__INSTRUCTION__
Gather from the material every line that contains the string "Induction".
# DATA FOR THE TASK start
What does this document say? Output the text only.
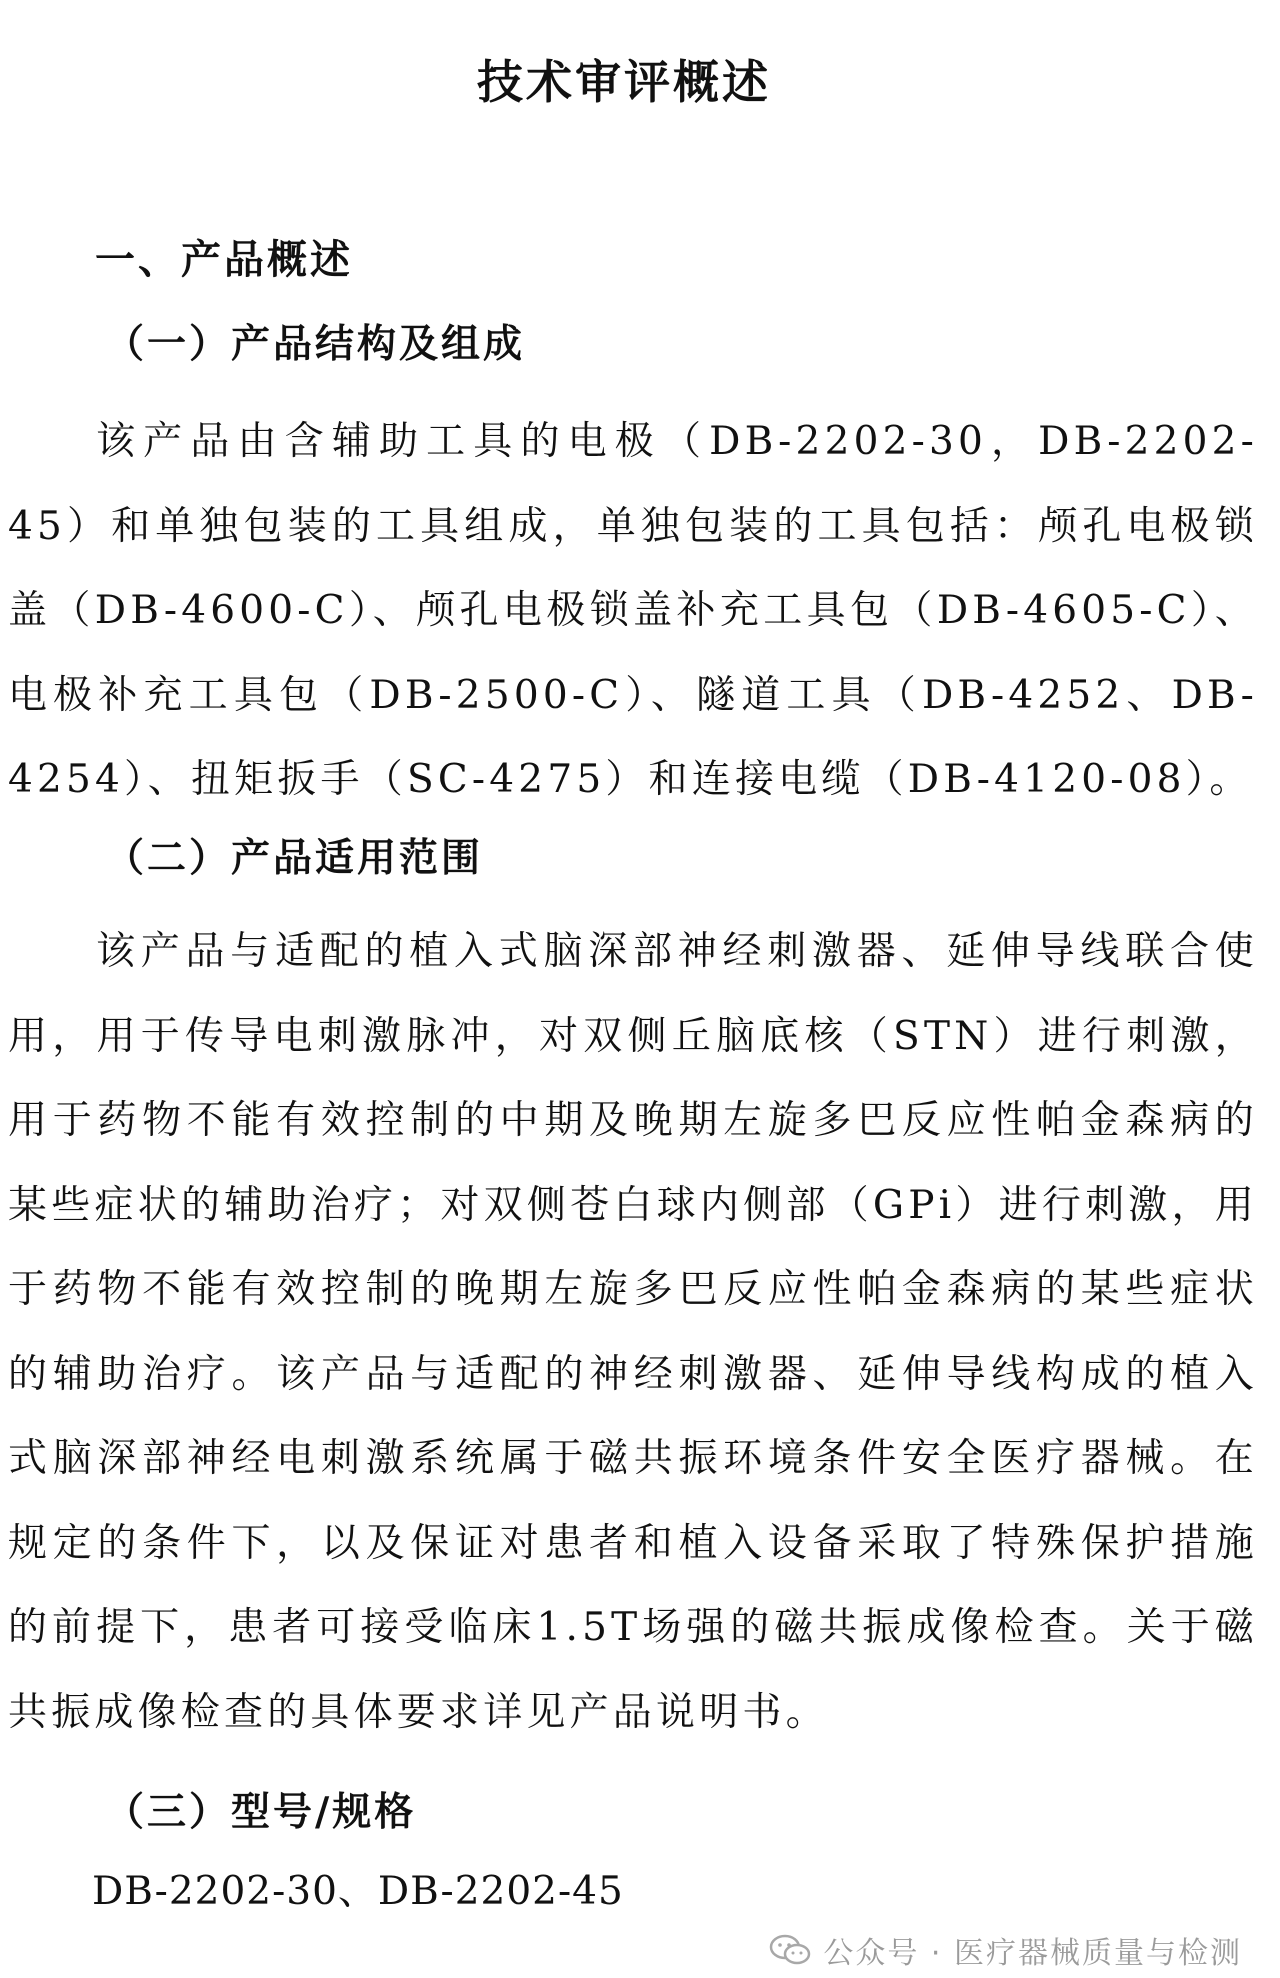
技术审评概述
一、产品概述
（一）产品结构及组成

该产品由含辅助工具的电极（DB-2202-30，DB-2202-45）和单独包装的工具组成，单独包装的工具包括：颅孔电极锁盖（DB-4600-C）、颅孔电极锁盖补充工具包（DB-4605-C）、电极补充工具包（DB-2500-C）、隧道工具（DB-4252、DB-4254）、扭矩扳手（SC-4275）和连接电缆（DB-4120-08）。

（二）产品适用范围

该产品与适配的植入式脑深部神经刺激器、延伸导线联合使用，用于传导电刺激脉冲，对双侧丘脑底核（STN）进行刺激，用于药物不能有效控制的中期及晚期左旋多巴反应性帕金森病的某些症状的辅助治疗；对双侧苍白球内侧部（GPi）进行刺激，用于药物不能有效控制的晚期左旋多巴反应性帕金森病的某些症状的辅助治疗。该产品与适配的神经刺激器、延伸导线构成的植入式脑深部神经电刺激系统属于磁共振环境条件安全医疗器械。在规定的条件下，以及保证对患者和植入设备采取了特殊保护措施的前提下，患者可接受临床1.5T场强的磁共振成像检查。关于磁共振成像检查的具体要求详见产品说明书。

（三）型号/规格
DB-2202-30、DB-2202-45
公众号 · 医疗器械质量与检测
# DATA FOR THE TASK end
# DATA FOR THE TASK start
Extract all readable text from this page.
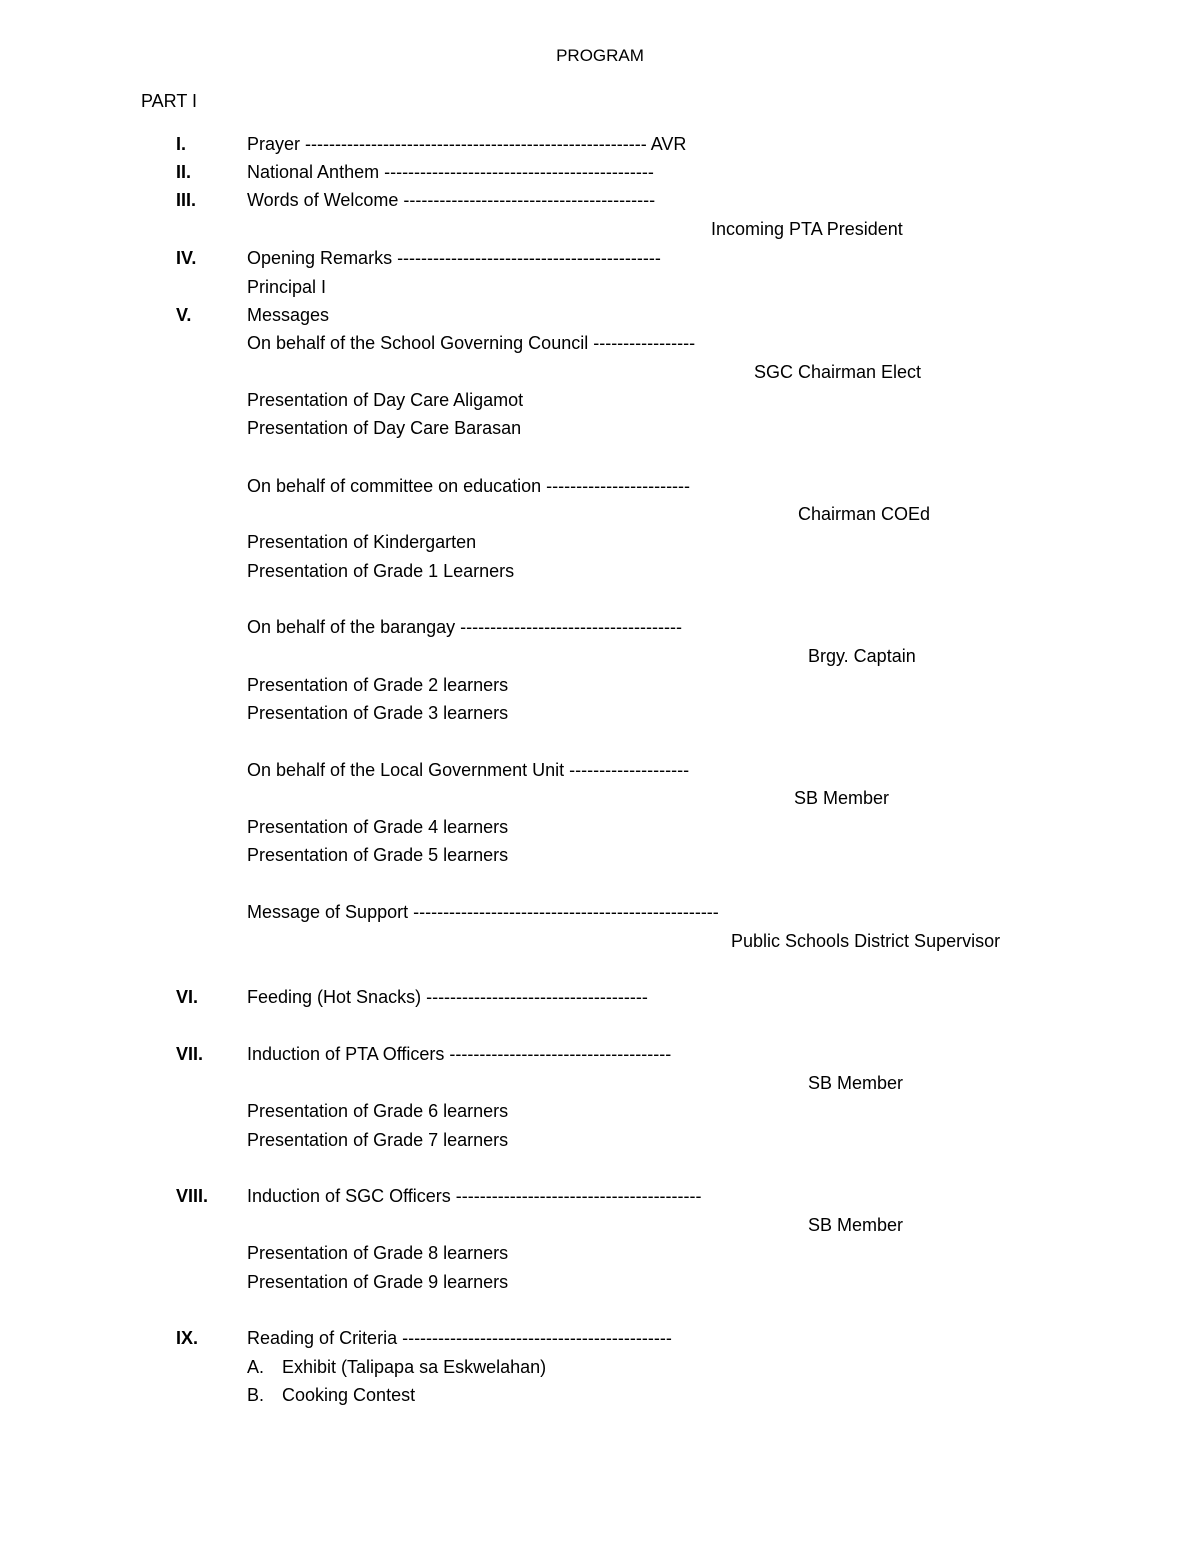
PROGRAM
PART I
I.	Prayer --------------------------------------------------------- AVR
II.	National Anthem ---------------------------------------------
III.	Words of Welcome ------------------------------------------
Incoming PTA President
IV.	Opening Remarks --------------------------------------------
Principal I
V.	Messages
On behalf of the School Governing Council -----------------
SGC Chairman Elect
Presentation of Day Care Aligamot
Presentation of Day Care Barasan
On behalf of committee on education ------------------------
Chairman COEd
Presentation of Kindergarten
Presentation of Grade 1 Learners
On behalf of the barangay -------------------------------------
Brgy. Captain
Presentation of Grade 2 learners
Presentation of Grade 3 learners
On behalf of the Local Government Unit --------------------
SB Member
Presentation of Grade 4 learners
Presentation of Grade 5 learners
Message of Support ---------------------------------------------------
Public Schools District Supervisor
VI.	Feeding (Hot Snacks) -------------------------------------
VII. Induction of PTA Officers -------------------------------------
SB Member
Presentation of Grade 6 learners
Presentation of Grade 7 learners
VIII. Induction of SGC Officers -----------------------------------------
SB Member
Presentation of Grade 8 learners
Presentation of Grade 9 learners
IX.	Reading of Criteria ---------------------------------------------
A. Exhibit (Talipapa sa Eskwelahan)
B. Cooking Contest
# DATA FOR THE TASK end
# DATA FOR THE TASK start
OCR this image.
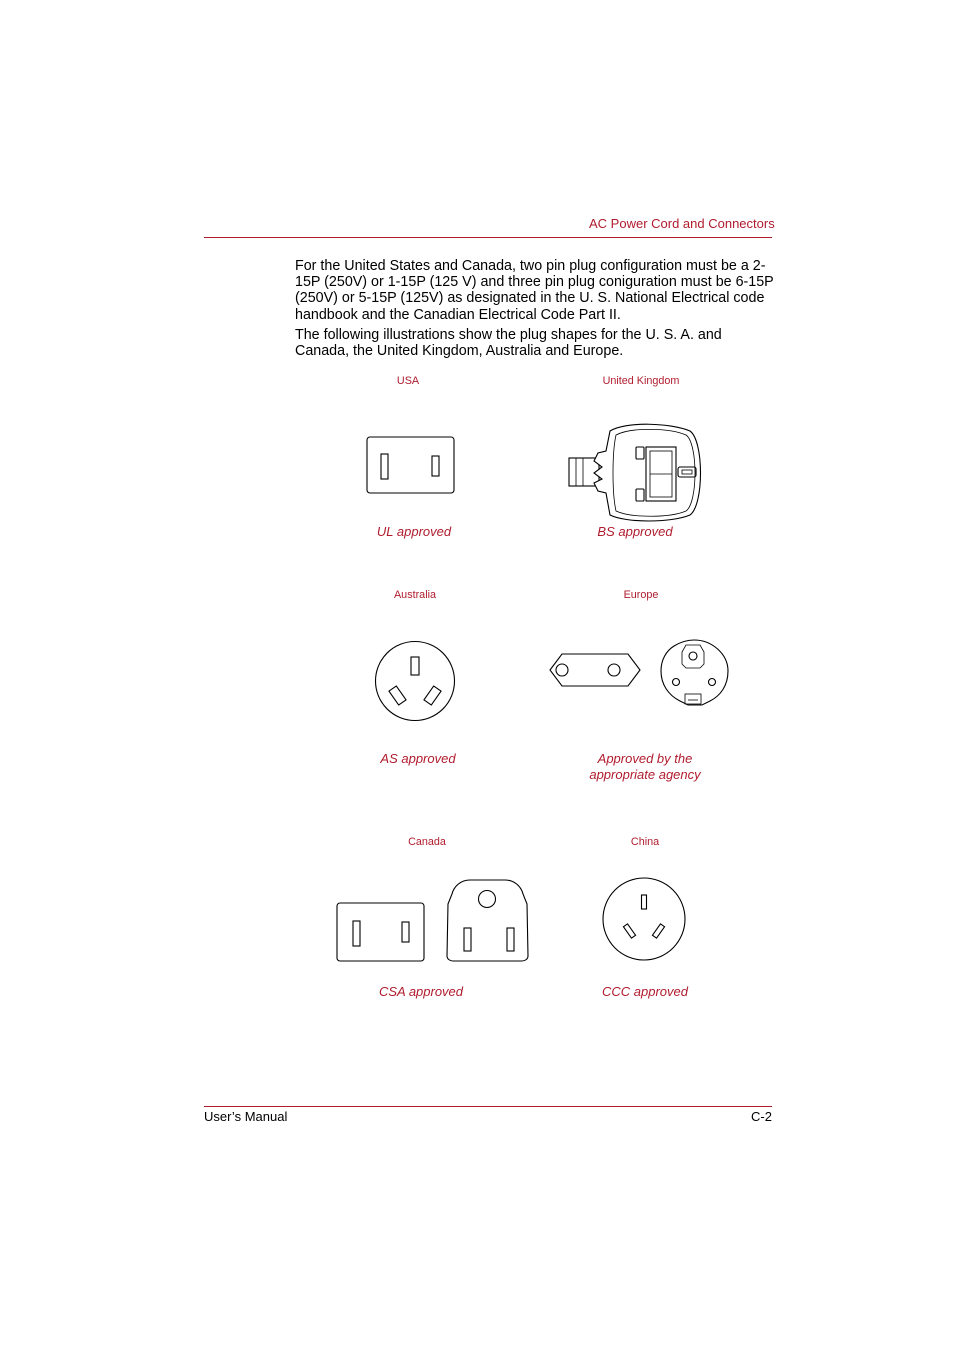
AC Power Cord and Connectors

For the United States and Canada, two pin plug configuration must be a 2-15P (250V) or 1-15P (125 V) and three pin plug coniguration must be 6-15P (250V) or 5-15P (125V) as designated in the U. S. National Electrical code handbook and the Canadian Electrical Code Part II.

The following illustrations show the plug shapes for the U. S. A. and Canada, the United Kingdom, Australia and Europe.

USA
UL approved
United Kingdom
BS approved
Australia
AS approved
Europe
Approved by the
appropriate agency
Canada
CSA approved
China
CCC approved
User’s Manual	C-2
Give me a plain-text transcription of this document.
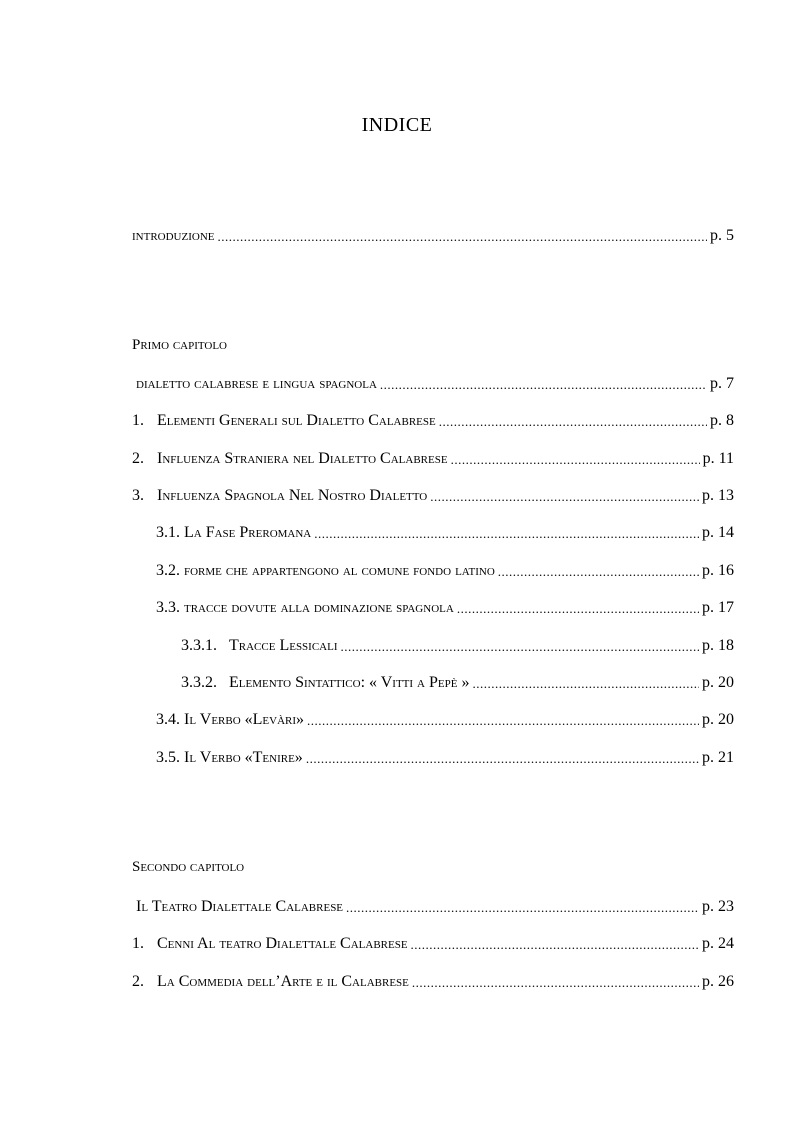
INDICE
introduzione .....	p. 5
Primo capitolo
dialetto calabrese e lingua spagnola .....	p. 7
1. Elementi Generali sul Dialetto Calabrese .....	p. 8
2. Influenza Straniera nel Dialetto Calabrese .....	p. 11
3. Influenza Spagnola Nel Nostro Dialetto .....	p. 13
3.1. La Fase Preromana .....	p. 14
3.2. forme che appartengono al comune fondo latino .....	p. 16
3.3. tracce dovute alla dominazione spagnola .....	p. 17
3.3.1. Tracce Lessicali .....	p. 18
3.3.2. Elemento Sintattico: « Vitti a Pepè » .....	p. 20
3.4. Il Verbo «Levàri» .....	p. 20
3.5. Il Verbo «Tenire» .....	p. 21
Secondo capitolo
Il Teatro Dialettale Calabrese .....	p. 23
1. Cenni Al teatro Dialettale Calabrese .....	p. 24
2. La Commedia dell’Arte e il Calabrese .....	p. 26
# DATA FOR THE TASK end
__RESPONSE TO THE TASK__
VII. Induction of PTA Officers -------------------------------------
VIII. Induction of SGC Officers -----------------------------------------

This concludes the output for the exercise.